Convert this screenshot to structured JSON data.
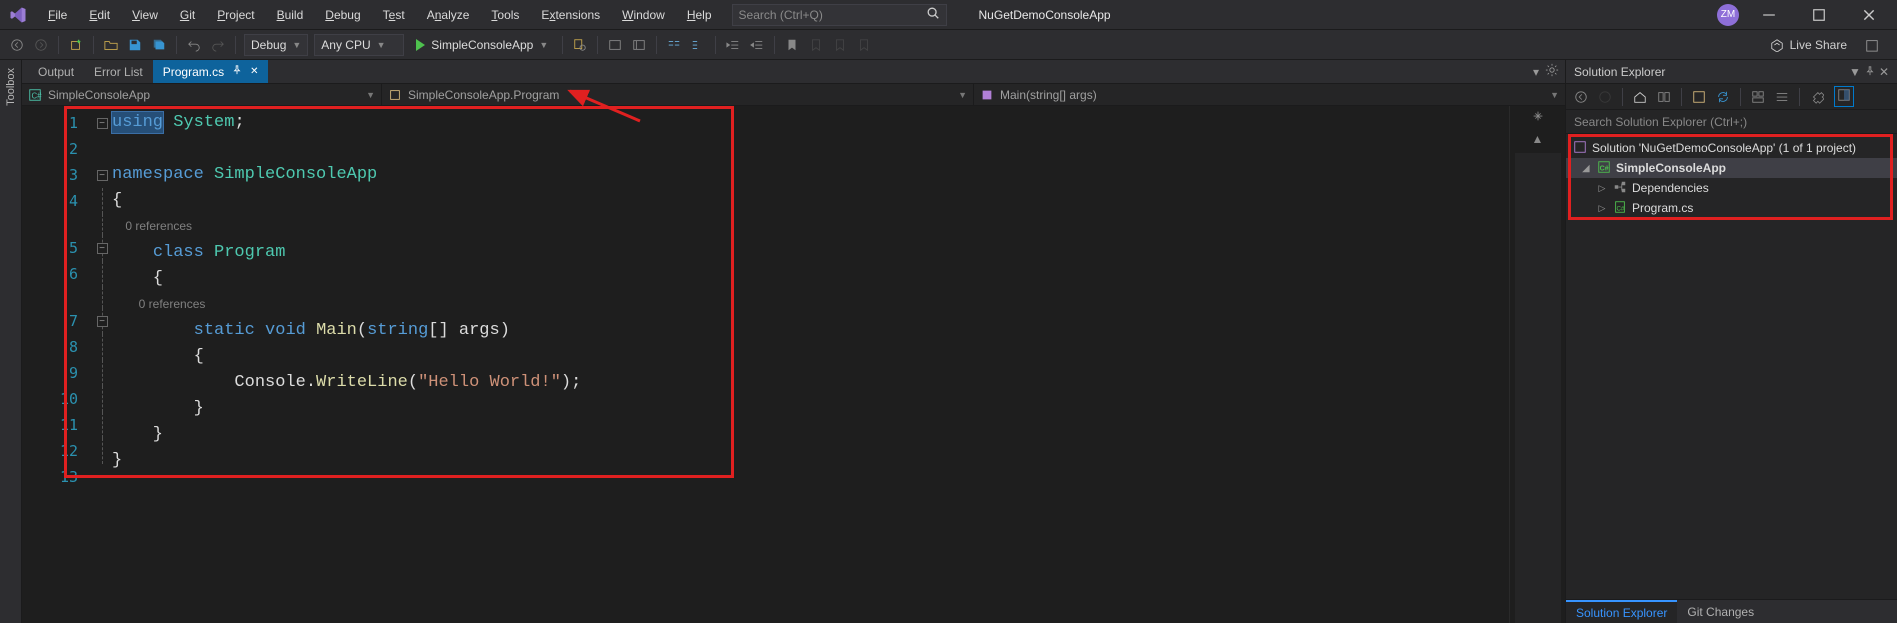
{
  "menubar": {
    "items": [
      {
        "label": "File",
        "ul": "F"
      },
      {
        "label": "Edit",
        "ul": "E"
      },
      {
        "label": "View",
        "ul": "V"
      },
      {
        "label": "Git",
        "ul": "G"
      },
      {
        "label": "Project",
        "ul": "P"
      },
      {
        "label": "Build",
        "ul": "B"
      },
      {
        "label": "Debug",
        "ul": "D"
      },
      {
        "label": "Test",
        "ul": "T"
      },
      {
        "label": "Analyze",
        "ul": "A"
      },
      {
        "label": "Tools",
        "ul": "T"
      },
      {
        "label": "Extensions",
        "ul": "E"
      },
      {
        "label": "Window",
        "ul": "W"
      },
      {
        "label": "Help",
        "ul": "H"
      }
    ],
    "search_placeholder": "Search (Ctrl+Q)",
    "app_name": "NuGetDemoConsoleApp",
    "avatar_initials": "ZM"
  },
  "toolbar": {
    "config_combo": "Debug",
    "platform_combo": "Any CPU",
    "run_target": "SimpleConsoleApp",
    "live_share": "Live Share"
  },
  "doc_tabs": {
    "tabs": [
      {
        "label": "Output",
        "active": false
      },
      {
        "label": "Error List",
        "active": false
      },
      {
        "label": "Program.cs",
        "active": true
      }
    ]
  },
  "navbar": {
    "seg1": "SimpleConsoleApp",
    "seg2": "SimpleConsoleApp.Program",
    "seg3": "Main(string[] args)"
  },
  "code": {
    "lines": [
      "1",
      "2",
      "3",
      "4",
      "5",
      "6",
      "7",
      "8",
      "9",
      "10",
      "11",
      "12",
      "13"
    ],
    "ref_note": "0 references",
    "l1_kw": "using",
    "l1_cls": "System",
    "l1_end": ";",
    "l3_kw": "namespace",
    "l3_cls": "SimpleConsoleApp",
    "l4": "{",
    "l5_kw": "class",
    "l5_cls": "Program",
    "l6": "    {",
    "l7_kw1": "static",
    "l7_kw2": "void",
    "l7_mth": "Main",
    "l7_open": "(",
    "l7_kw3": "string",
    "l7_arr": "[] ",
    "l7_arg": "args",
    "l7_close": ")",
    "l8": "        {",
    "l9_a": "            Console.",
    "l9_mth": "WriteLine",
    "l9_b": "(",
    "l9_str": "\"Hello World!\"",
    "l9_c": ");",
    "l10": "        }",
    "l11": "    }",
    "l12": "}"
  },
  "solution_explorer": {
    "title": "Solution Explorer",
    "search_placeholder": "Search Solution Explorer (Ctrl+;)",
    "solution_label": "Solution 'NuGetDemoConsoleApp' (1 of 1 project)",
    "project_label": "SimpleConsoleApp",
    "dep_label": "Dependencies",
    "program_label": "Program.cs",
    "bottom_tabs": {
      "a": "Solution Explorer",
      "b": "Git Changes"
    }
  }
}
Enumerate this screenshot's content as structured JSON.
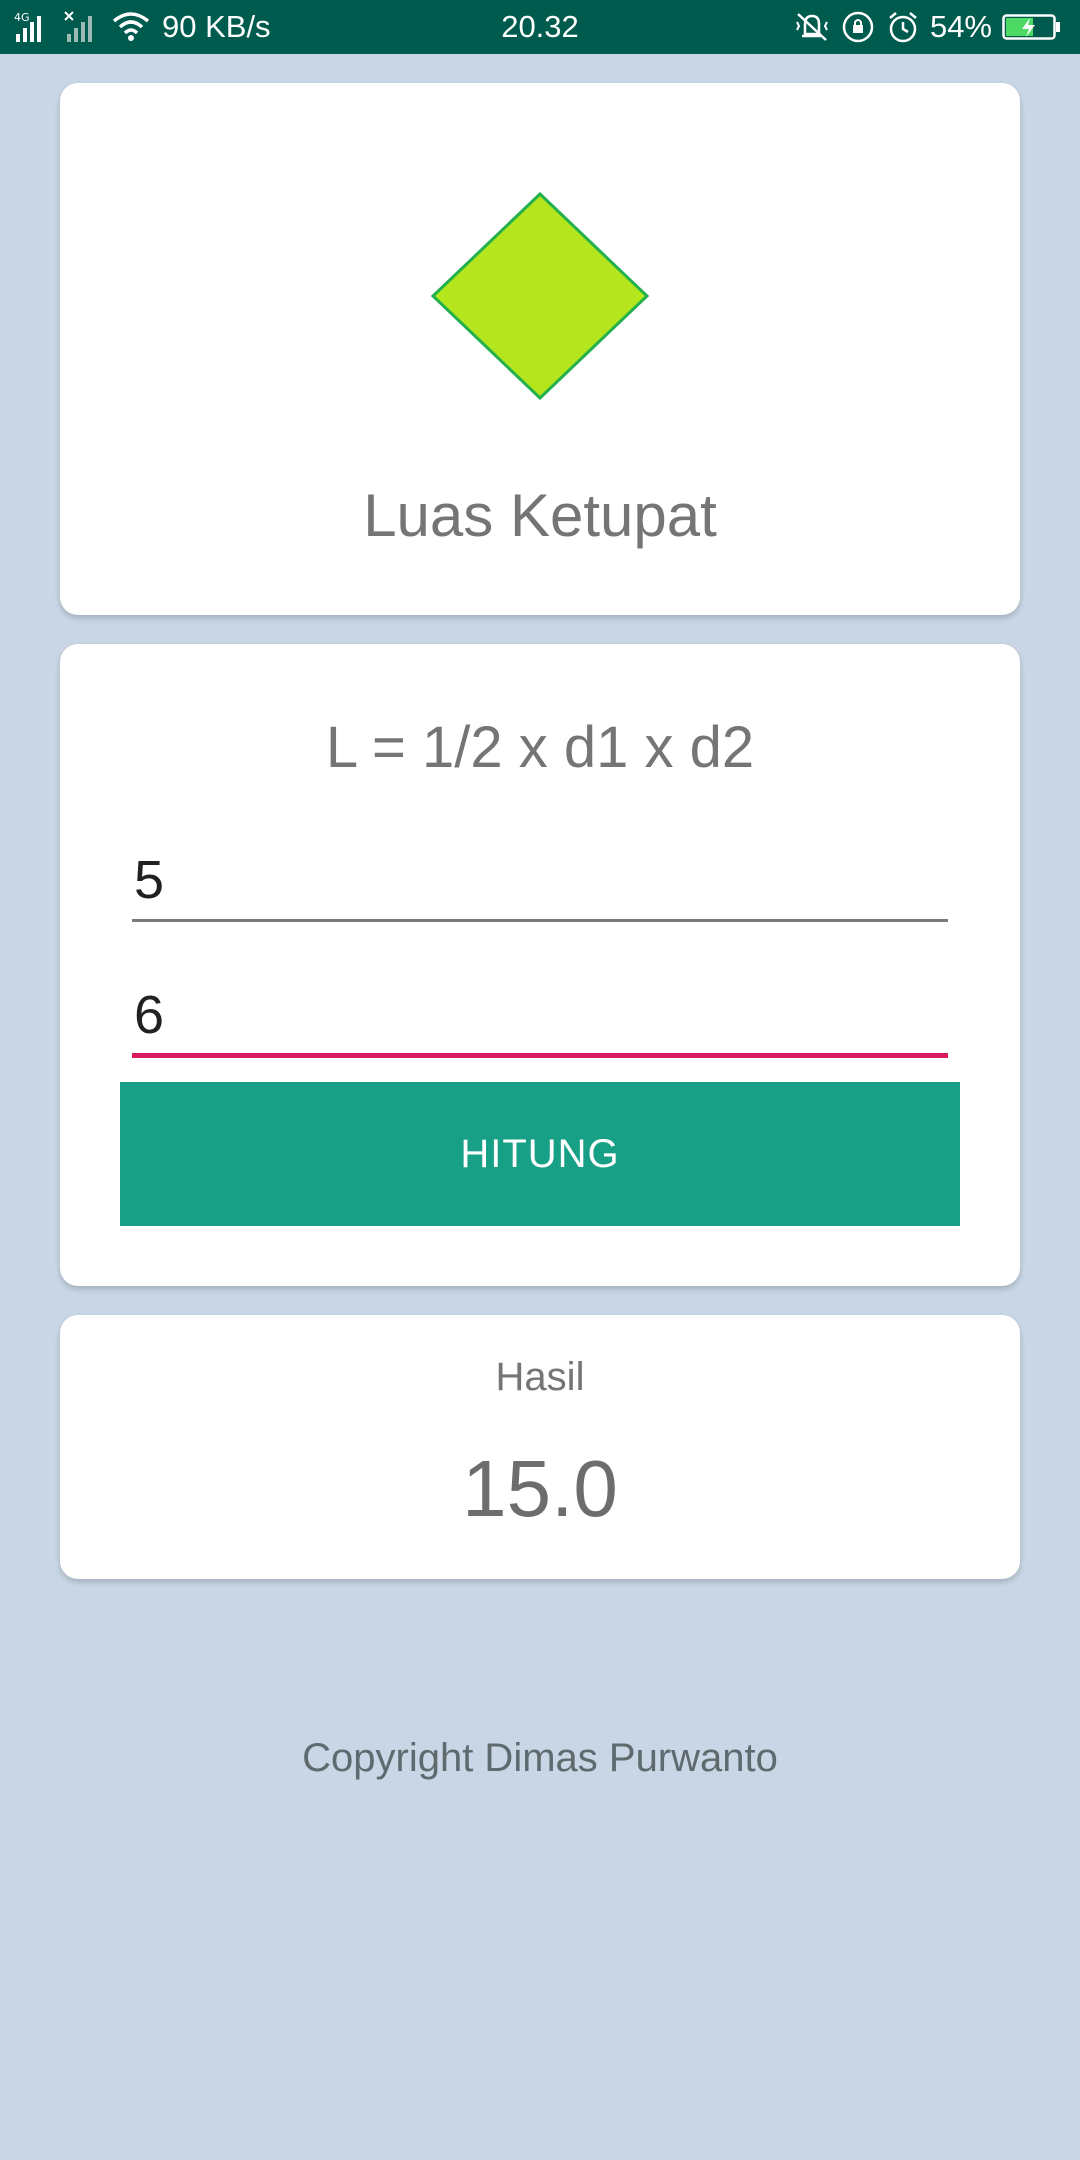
▬▬▬▬▬▬▬▬▬▬
Task goal:
From the records given above, reproduce all text exactly and exclude each picture.

Task response:
Convert this screenshot to structured JSON data.
{
  "menubar": {
    "items": [
      {
        "label": "File",
        "ul": "F"
      },
      {
        "label": "Edit",
        "ul": "E"
      },
      {
        "label": "View",
        "ul": "V"
      },
      {
        "label": "Git",
        "ul": "G"
      },
      {
        "label": "Project",
        "ul": "P"
      },
      {
        "label": "Build",
        "ul": "B"
      },
      {
        "label": "Debug",
        "ul": "D"
      },
      {
        "label": "Test",
        "ul": "T"
      },
      {
        "label": "Analyze",
        "ul": "A"
      },
      {
        "label": "Tools",
        "ul": "T"
      },
      {
        "label": "Extensions",
        "ul": "E"
      },
      {
        "label": "Window",
        "ul": "W"
      },
      {
        "label": "Help",
        "ul": "H"
      }
    ],
    "search_placeholder": "Search (Ctrl+Q)",
    "app_name": "NuGetDemoConsoleApp",
    "avatar_initials": "ZM"
  },
  "toolbar": {
    "config_combo": "Debug",
    "platform_combo": "Any CPU",
    "run_target": "SimpleConsoleApp",
    "live_share": "Live Share"
  },
  "doc_tabs": {
    "tabs": [
      {
        "label": "Output",
        "active": false
      },
      {
        "label": "Error List",
        "active": false
      },
      {
        "label": "Program.cs",
        "active": true
      }
    ]
  },
  "navbar": {
    "seg1": "SimpleConsoleApp",
    "seg2": "SimpleConsoleApp.Program",
    "seg3": "Main(string[] args)"
  },
  "code": {
    "lines": [
      "1",
      "2",
      "3",
      "4",
      "5",
      "6",
      "7",
      "8",
      "9",
      "10",
      "11",
      "12",
      "13"
    ],
    "ref_note": "0 references",
    "l1_kw": "using",
    "l1_cls": "System",
    "l1_end": ";",
    "l3_kw": "namespace",
    "l3_cls": "SimpleConsoleApp",
    "l4": "{",
    "l5_kw": "class",
    "l5_cls": "Program",
    "l6": "    {",
    "l7_kw1": "static",
    "l7_kw2": "void",
    "l7_mth": "Main",
    "l7_open": "(",
    "l7_kw3": "string",
    "l7_arr": "[] ",
    "l7_arg": "args",
    "l7_close": ")",
    "l8": "        {",
    "l9_a": "            Console.",
    "l9_mth": "WriteLine",
    "l9_b": "(",
    "l9_str": "\"Hello World!\"",
    "l9_c": ");",
    "l10": "        }",
    "l11": "    }",
    "l12": "}"
  },
  "solution_explorer": {
    "title": "Solution Explorer",
    "search_placeholder": "Search Solution Explorer (Ctrl+;)",
    "solution_label": "Solution 'NuGetDemoConsoleApp' (1 of 1 project)",
    "project_label": "SimpleConsoleApp",
    "dep_label": "Dependencies",
    "program_label": "Program.cs",
    "bottom_tabs": {
      "a": "Solution Explorer",
      "b": "Git Changes"
    }
  }
}
Enumerate this screenshot's content as structured JSON.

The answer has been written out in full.